• _Directions for this task_:
Repeat the whole listing below, word for word.
- - -
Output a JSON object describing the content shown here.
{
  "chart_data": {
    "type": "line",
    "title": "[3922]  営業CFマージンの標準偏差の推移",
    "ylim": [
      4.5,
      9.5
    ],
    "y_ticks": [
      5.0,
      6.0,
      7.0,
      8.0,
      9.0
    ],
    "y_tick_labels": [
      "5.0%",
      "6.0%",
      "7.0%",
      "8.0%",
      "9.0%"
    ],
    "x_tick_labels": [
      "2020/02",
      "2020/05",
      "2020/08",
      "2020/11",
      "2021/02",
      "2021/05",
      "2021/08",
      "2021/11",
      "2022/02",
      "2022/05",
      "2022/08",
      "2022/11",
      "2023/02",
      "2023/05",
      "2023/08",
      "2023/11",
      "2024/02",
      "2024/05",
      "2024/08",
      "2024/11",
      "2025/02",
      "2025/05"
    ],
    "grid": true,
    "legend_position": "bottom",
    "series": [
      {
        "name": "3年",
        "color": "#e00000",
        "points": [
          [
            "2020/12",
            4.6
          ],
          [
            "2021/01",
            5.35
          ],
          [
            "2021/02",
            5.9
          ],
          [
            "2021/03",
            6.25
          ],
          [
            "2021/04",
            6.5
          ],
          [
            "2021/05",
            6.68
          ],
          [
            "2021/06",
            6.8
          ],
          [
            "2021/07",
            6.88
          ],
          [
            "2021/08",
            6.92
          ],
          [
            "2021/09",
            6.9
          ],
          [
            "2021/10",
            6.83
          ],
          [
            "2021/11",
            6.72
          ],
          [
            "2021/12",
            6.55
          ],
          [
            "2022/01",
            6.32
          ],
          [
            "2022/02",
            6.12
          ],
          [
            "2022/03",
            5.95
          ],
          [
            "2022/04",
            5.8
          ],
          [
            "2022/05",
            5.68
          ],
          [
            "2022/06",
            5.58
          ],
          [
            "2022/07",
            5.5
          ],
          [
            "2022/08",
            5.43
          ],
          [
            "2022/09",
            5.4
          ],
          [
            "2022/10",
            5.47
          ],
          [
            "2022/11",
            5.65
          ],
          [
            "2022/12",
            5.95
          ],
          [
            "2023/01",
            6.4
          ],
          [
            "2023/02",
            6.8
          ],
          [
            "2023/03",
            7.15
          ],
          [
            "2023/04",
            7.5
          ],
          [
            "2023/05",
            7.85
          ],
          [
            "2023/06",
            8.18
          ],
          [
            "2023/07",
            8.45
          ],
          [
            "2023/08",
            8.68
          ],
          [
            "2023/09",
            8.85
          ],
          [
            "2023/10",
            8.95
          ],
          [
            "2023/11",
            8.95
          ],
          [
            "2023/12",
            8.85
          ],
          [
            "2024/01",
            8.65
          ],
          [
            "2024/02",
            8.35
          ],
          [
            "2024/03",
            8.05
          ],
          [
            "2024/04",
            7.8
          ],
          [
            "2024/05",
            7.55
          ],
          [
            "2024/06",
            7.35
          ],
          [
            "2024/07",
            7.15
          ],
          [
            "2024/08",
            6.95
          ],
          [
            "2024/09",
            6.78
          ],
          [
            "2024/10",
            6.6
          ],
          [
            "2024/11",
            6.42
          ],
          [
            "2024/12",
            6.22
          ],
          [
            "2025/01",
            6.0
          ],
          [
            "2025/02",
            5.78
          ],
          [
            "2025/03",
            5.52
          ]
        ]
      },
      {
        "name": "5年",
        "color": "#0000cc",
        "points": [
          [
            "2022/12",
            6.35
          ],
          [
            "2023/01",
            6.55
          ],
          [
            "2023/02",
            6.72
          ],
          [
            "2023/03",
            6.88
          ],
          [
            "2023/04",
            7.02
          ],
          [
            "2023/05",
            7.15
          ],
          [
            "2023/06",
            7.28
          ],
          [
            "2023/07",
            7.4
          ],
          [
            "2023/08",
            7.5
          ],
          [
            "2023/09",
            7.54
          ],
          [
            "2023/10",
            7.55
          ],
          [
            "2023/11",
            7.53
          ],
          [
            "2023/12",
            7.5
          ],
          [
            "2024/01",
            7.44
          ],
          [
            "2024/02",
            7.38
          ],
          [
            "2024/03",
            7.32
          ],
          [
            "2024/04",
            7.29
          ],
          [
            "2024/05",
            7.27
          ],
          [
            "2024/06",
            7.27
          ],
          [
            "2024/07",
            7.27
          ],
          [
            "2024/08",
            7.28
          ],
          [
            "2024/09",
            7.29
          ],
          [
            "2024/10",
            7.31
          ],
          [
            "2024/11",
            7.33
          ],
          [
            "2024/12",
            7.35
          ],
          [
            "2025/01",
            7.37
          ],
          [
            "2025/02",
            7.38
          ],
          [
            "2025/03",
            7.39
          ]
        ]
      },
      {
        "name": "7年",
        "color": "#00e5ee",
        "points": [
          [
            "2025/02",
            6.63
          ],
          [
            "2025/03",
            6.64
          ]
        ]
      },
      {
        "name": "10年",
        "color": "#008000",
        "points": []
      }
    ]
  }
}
- - -
• _Reply to the exercise_:
Output a JSON object describing the content shown here.
{
  "chart_data": {
    "type": "line",
    "title": "[3922]  営業CFマージンの標準偏差の推移",
    "ylim": [
      4.5,
      9.5
    ],
    "y_ticks": [
      5.0,
      6.0,
      7.0,
      8.0,
      9.0
    ],
    "y_tick_labels": [
      "5.0%",
      "6.0%",
      "7.0%",
      "8.0%",
      "9.0%"
    ],
    "x_tick_labels": [
      "2020/02",
      "2020/05",
      "2020/08",
      "2020/11",
      "2021/02",
      "2021/05",
      "2021/08",
      "2021/11",
      "2022/02",
      "2022/05",
      "2022/08",
      "2022/11",
      "2023/02",
      "2023/05",
      "2023/08",
      "2023/11",
      "2024/02",
      "2024/05",
      "2024/08",
      "2024/11",
      "2025/02",
      "2025/05"
    ],
    "grid": true,
    "legend_position": "bottom",
    "series": [
      {
        "name": "3年",
        "color": "#e00000",
        "points": [
          [
            "2020/12",
            4.6
          ],
          [
            "2021/01",
            5.35
          ],
          [
            "2021/02",
            5.9
          ],
          [
            "2021/03",
            6.25
          ],
          [
            "2021/04",
            6.5
          ],
          [
            "2021/05",
            6.68
          ],
          [
            "2021/06",
            6.8
          ],
          [
            "2021/07",
            6.88
          ],
          [
            "2021/08",
            6.92
          ],
          [
            "2021/09",
            6.9
          ],
          [
            "2021/10",
            6.83
          ],
          [
            "2021/11",
            6.72
          ],
          [
            "2021/12",
            6.55
          ],
          [
            "2022/01",
            6.32
          ],
          [
            "2022/02",
            6.12
          ],
          [
            "2022/03",
            5.95
          ],
          [
            "2022/04",
            5.8
          ],
          [
            "2022/05",
            5.68
          ],
          [
            "2022/06",
            5.58
          ],
          [
            "2022/07",
            5.5
          ],
          [
            "2022/08",
            5.43
          ],
          [
            "2022/09",
            5.4
          ],
          [
            "2022/10",
            5.47
          ],
          [
            "2022/11",
            5.65
          ],
          [
            "2022/12",
            5.95
          ],
          [
            "2023/01",
            6.4
          ],
          [
            "2023/02",
            6.8
          ],
          [
            "2023/03",
            7.15
          ],
          [
            "2023/04",
            7.5
          ],
          [
            "2023/05",
            7.85
          ],
          [
            "2023/06",
            8.18
          ],
          [
            "2023/07",
            8.45
          ],
          [
            "2023/08",
            8.68
          ],
          [
            "2023/09",
            8.85
          ],
          [
            "2023/10",
            8.95
          ],
          [
            "2023/11",
            8.95
          ],
          [
            "2023/12",
            8.85
          ],
          [
            "2024/01",
            8.65
          ],
          [
            "2024/02",
            8.35
          ],
          [
            "2024/03",
            8.05
          ],
          [
            "2024/04",
            7.8
          ],
          [
            "2024/05",
            7.55
          ],
          [
            "2024/06",
            7.35
          ],
          [
            "2024/07",
            7.15
          ],
          [
            "2024/08",
            6.95
          ],
          [
            "2024/09",
            6.78
          ],
          [
            "2024/10",
            6.6
          ],
          [
            "2024/11",
            6.42
          ],
          [
            "2024/12",
            6.22
          ],
          [
            "2025/01",
            6.0
          ],
          [
            "2025/02",
            5.78
          ],
          [
            "2025/03",
            5.52
          ]
        ]
      },
      {
        "name": "5年",
        "color": "#0000cc",
        "points": [
          [
            "2022/12",
            6.35
          ],
          [
            "2023/01",
            6.55
          ],
          [
            "2023/02",
            6.72
          ],
          [
            "2023/03",
            6.88
          ],
          [
            "2023/04",
            7.02
          ],
          [
            "2023/05",
            7.15
          ],
          [
            "2023/06",
            7.28
          ],
          [
            "2023/07",
            7.4
          ],
          [
            "2023/08",
            7.5
          ],
          [
            "2023/09",
            7.54
          ],
          [
            "2023/10",
            7.55
          ],
          [
            "2023/11",
            7.53
          ],
          [
            "2023/12",
            7.5
          ],
          [
            "2024/01",
            7.44
          ],
          [
            "2024/02",
            7.38
          ],
          [
            "2024/03",
            7.32
          ],
          [
            "2024/04",
            7.29
          ],
          [
            "2024/05",
            7.27
          ],
          [
            "2024/06",
            7.27
          ],
          [
            "2024/07",
            7.27
          ],
          [
            "2024/08",
            7.28
          ],
          [
            "2024/09",
            7.29
          ],
          [
            "2024/10",
            7.31
          ],
          [
            "2024/11",
            7.33
          ],
          [
            "2024/12",
            7.35
          ],
          [
            "2025/01",
            7.37
          ],
          [
            "2025/02",
            7.38
          ],
          [
            "2025/03",
            7.39
          ]
        ]
      },
      {
        "name": "7年",
        "color": "#00e5ee",
        "points": [
          [
            "2025/02",
            6.63
          ],
          [
            "2025/03",
            6.64
          ]
        ]
      },
      {
        "name": "10年",
        "color": "#008000",
        "points": []
      }
    ]
  }
}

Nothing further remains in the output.